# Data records
..............................
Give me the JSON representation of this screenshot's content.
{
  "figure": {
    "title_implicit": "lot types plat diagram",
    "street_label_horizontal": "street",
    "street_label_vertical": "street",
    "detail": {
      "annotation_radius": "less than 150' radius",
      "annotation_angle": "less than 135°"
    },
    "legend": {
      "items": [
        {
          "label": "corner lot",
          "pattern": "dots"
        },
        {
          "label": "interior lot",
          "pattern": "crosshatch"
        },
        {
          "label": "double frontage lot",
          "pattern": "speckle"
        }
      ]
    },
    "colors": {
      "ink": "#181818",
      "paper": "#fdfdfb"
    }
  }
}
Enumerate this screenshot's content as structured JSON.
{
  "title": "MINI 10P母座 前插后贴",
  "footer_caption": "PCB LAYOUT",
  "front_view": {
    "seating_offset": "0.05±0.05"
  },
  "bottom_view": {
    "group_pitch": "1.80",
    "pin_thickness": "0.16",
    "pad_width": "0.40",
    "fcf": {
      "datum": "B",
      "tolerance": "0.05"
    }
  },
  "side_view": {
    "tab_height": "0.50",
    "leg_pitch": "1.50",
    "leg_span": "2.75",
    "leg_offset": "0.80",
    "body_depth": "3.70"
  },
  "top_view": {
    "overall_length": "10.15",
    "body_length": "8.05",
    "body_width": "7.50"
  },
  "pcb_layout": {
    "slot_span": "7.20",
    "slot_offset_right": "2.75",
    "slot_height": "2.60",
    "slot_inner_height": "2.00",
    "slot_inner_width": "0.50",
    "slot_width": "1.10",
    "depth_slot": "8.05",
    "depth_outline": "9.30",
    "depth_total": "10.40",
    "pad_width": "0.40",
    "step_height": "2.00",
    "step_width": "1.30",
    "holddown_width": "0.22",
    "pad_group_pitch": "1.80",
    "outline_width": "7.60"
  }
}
..............................
# WORK TO DO
Make an exact copy of every line in the data.

# COMPLETE RESPONSE
Give me the JSON representation of this screenshot's content.
{
  "figure": {
    "title_implicit": "lot types plat diagram",
    "street_label_horizontal": "street",
    "street_label_vertical": "street",
    "detail": {
      "annotation_radius": "less than 150' radius",
      "annotation_angle": "less than 135°"
    },
    "legend": {
      "items": [
        {
          "label": "corner lot",
          "pattern": "dots"
        },
        {
          "label": "interior lot",
          "pattern": "crosshatch"
        },
        {
          "label": "double frontage lot",
          "pattern": "speckle"
        }
      ]
    },
    "colors": {
      "ink": "#181818",
      "paper": "#fdfdfb"
    }
  }
}
Enumerate this screenshot's content as structured JSON.
{
  "title": "MINI 10P母座 前插后贴",
  "footer_caption": "PCB LAYOUT",
  "front_view": {
    "seating_offset": "0.05±0.05"
  },
  "bottom_view": {
    "group_pitch": "1.80",
    "pin_thickness": "0.16",
    "pad_width": "0.40",
    "fcf": {
      "datum": "B",
      "tolerance": "0.05"
    }
  },
  "side_view": {
    "tab_height": "0.50",
    "leg_pitch": "1.50",
    "leg_span": "2.75",
    "leg_offset": "0.80",
    "body_depth": "3.70"
  },
  "top_view": {
    "overall_length": "10.15",
    "body_length": "8.05",
    "body_width": "7.50"
  },
  "pcb_layout": {
    "slot_span": "7.20",
    "slot_offset_right": "2.75",
    "slot_height": "2.60",
    "slot_inner_height": "2.00",
    "slot_inner_width": "0.50",
    "slot_width": "1.10",
    "depth_slot": "8.05",
    "depth_outline": "9.30",
    "depth_total": "10.40",
    "pad_width": "0.40",
    "step_height": "2.00",
    "step_width": "1.30",
    "holddown_width": "0.22",
    "pad_group_pitch": "1.80",
    "outline_width": "7.60"
  }
}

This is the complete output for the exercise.